GIVEN REQUEST
Find the string "created" in the data, then copy every line where it is found.

────────────────────────────────────────

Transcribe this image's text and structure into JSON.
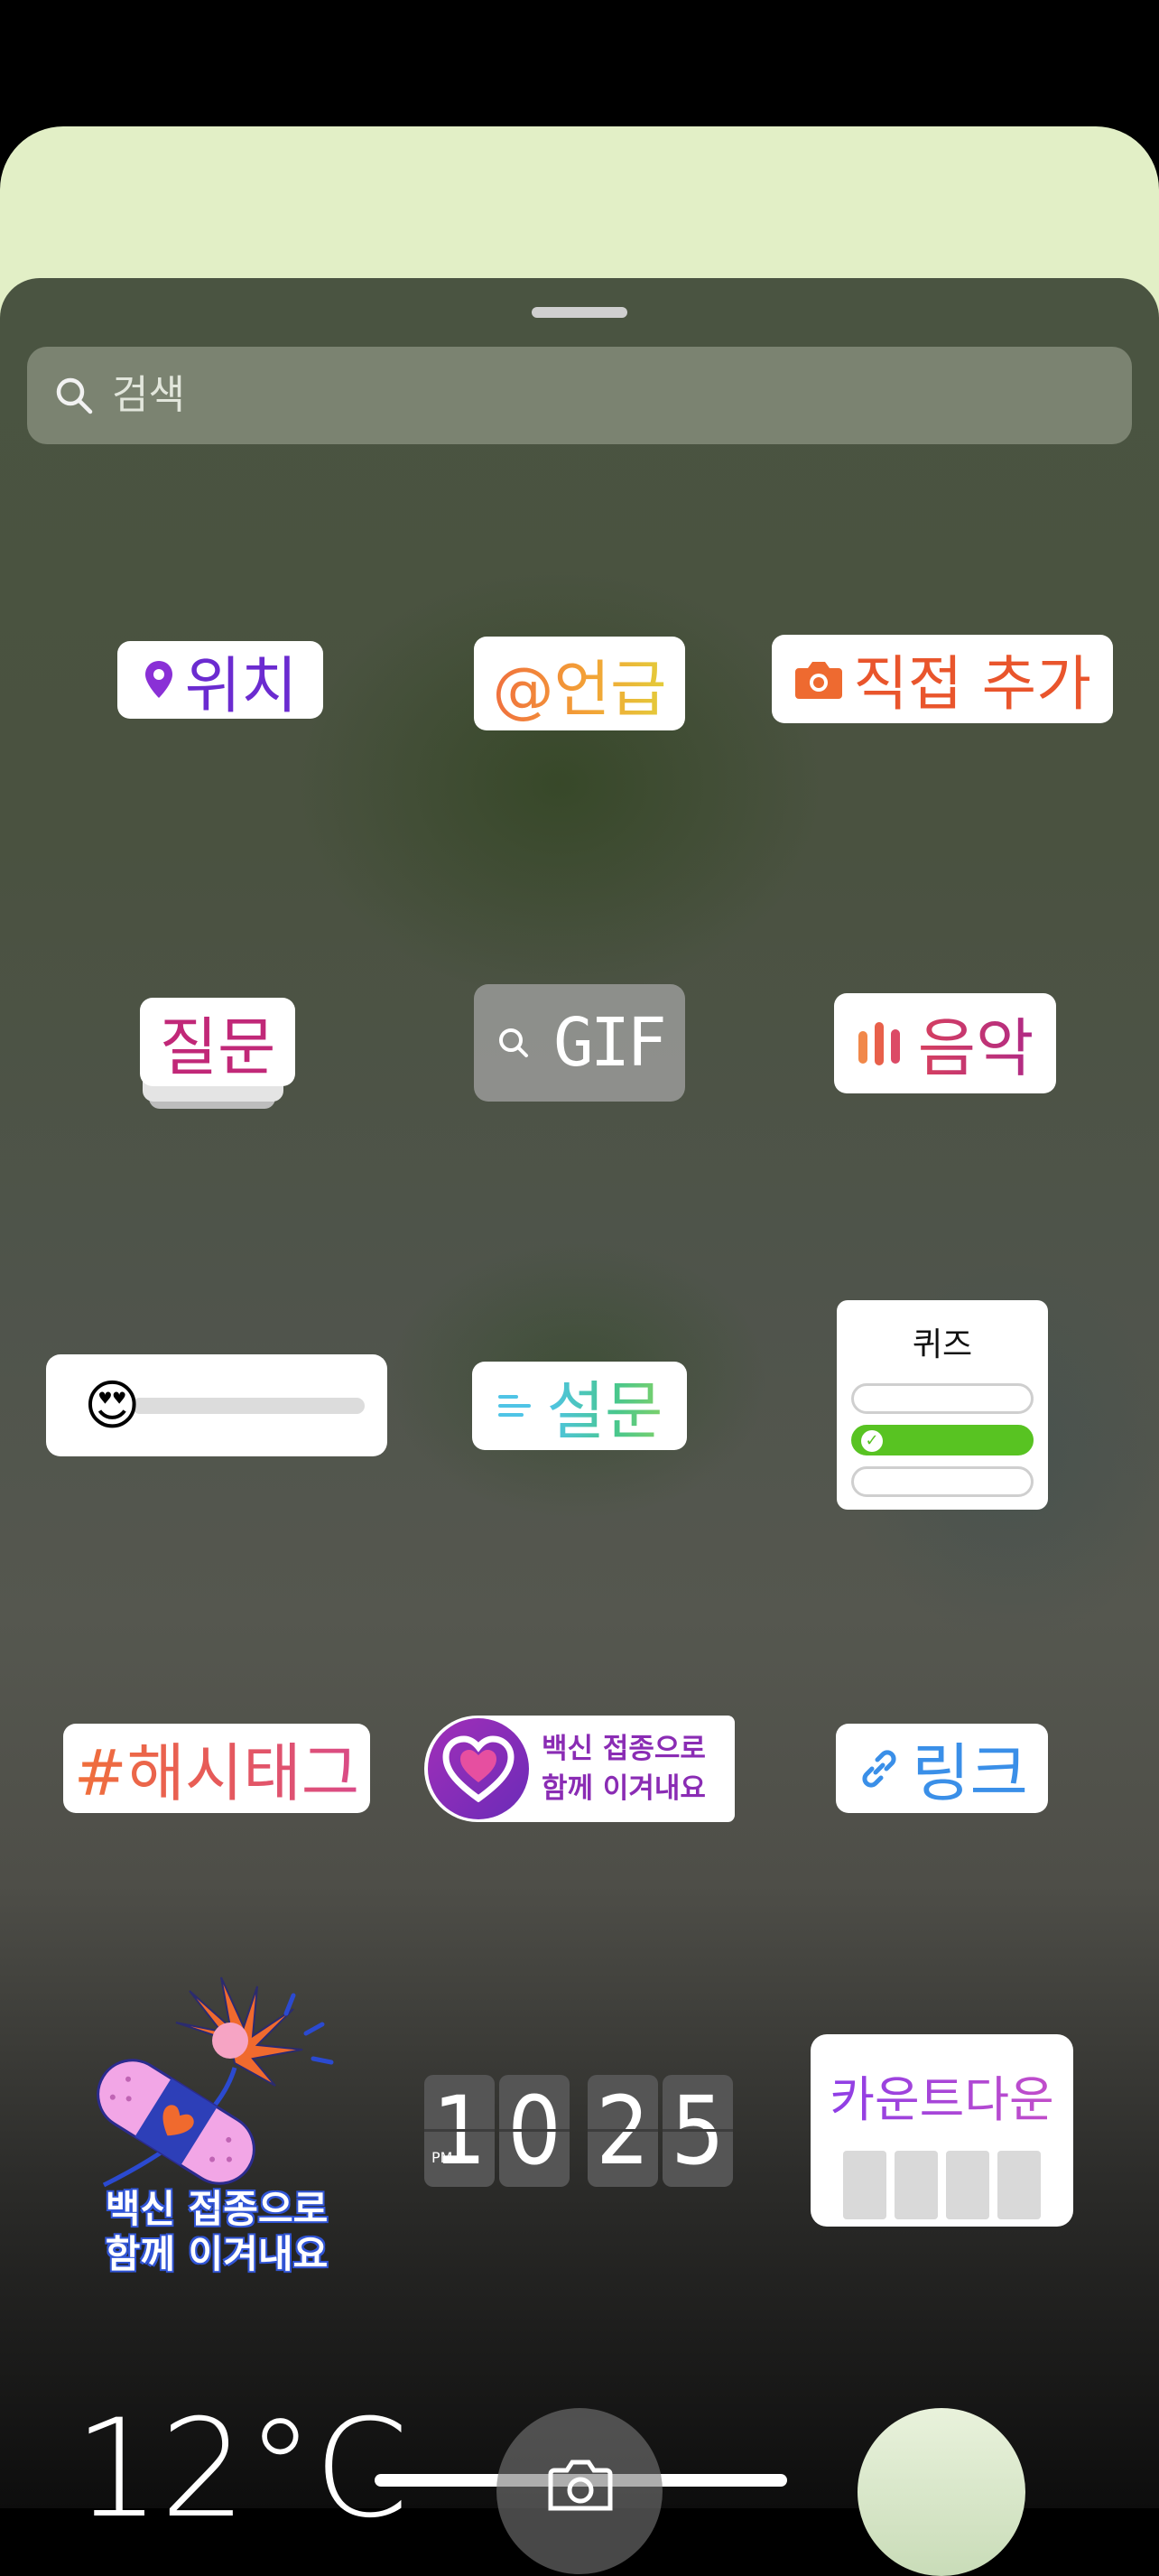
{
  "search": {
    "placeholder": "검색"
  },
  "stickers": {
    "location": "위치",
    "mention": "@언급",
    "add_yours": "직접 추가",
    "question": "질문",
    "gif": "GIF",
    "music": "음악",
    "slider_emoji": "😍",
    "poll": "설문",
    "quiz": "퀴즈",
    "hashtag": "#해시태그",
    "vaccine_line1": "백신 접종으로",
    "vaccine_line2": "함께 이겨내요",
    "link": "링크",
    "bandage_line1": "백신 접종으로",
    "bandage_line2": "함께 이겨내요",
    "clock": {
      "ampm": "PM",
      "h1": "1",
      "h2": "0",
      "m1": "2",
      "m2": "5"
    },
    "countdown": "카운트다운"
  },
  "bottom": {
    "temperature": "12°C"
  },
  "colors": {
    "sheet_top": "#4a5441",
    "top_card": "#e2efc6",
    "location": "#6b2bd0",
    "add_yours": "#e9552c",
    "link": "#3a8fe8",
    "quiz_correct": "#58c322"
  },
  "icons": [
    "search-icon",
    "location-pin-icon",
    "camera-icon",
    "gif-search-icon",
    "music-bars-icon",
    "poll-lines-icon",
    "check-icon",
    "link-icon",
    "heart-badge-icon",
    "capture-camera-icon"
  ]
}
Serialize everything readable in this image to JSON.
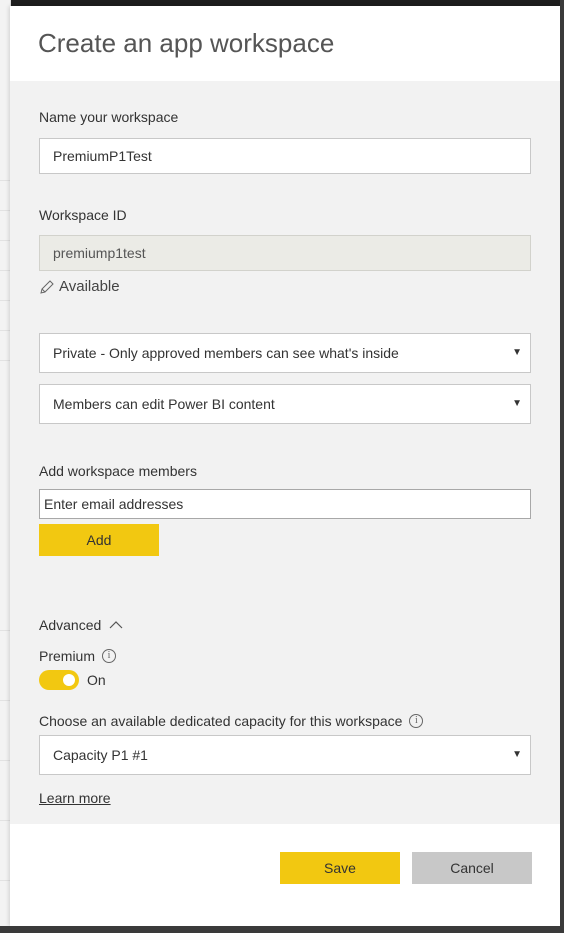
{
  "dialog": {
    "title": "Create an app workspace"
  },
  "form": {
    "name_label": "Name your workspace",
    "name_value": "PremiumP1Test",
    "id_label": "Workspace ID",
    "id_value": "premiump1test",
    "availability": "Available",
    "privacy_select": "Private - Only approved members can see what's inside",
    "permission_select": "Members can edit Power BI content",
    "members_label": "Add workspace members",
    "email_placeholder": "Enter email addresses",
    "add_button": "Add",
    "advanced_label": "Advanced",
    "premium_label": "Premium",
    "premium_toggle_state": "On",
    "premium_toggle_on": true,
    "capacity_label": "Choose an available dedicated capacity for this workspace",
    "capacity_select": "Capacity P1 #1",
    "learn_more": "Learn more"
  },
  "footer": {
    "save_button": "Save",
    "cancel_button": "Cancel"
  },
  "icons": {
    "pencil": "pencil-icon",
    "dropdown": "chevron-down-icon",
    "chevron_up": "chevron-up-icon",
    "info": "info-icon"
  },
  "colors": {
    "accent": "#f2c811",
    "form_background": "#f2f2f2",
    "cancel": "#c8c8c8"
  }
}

────────────────────────────────────────

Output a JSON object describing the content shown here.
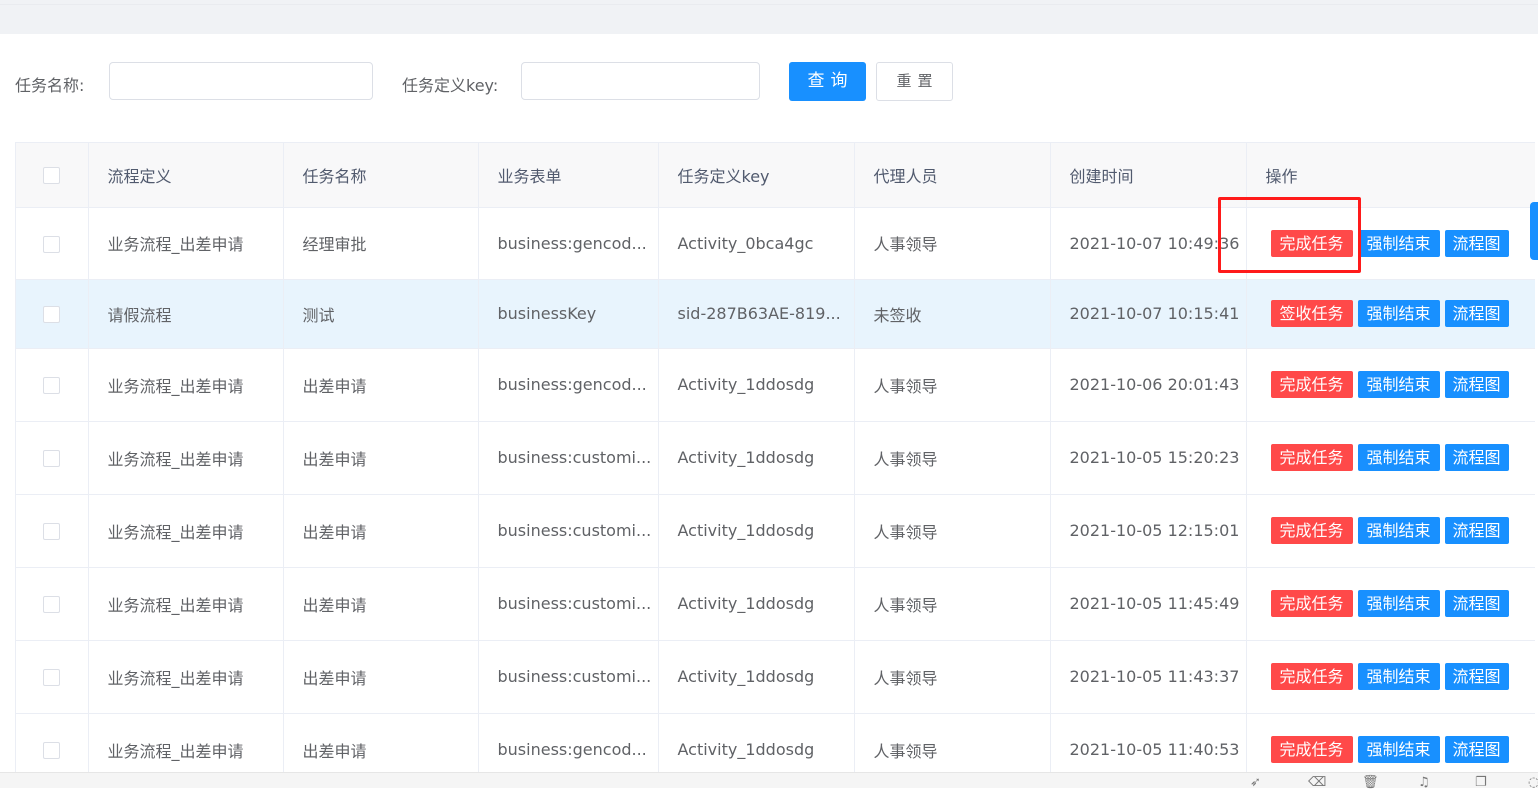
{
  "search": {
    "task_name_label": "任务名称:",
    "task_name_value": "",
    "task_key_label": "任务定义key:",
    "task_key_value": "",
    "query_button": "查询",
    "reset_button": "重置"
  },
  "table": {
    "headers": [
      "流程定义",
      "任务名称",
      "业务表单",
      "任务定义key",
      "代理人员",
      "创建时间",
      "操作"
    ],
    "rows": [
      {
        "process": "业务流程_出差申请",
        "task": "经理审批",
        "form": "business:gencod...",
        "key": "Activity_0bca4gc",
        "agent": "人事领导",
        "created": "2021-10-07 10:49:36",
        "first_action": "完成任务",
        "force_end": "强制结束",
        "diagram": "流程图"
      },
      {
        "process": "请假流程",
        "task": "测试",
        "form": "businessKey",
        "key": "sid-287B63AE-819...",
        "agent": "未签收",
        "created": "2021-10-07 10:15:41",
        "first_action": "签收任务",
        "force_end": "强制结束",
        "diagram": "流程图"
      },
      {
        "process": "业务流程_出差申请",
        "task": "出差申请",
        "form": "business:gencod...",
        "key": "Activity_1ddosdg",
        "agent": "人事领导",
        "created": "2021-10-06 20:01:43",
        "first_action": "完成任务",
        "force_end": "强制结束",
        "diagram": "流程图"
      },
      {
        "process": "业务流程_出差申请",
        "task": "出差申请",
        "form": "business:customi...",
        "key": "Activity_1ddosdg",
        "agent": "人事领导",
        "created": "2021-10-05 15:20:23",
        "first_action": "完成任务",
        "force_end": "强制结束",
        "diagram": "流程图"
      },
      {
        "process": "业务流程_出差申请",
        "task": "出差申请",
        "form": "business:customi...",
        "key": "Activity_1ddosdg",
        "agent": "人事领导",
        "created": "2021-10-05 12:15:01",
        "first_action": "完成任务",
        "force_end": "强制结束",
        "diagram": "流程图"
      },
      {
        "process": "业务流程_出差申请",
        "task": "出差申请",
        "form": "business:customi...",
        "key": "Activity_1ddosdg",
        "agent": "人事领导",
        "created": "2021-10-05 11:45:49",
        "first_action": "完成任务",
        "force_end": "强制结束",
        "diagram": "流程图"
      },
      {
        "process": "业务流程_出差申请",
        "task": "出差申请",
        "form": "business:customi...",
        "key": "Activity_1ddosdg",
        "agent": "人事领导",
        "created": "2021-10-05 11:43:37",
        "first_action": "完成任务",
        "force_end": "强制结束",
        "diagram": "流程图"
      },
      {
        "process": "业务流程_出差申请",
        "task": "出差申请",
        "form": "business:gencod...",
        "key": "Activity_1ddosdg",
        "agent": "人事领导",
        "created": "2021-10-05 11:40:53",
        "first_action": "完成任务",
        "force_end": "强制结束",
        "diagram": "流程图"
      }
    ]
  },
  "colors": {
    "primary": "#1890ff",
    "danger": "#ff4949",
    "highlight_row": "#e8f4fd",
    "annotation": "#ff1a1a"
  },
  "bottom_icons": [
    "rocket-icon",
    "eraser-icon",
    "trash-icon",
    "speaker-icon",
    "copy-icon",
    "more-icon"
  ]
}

────────────────────────────────────────

SOLUTION TO THE PROBLEM
        "created": "2021-10-07 10:49:36",
        "created": "2021-10-07 10:15:41",
        "created": "2021-10-06 20:01:43",
        "created": "2021-10-05 15:20:23",
        "created": "2021-10-05 12:15:01",
        "created": "2021-10-05 11:45:49",
        "created": "2021-10-05 11:43:37",
        "created": "2021-10-05 11:40:53",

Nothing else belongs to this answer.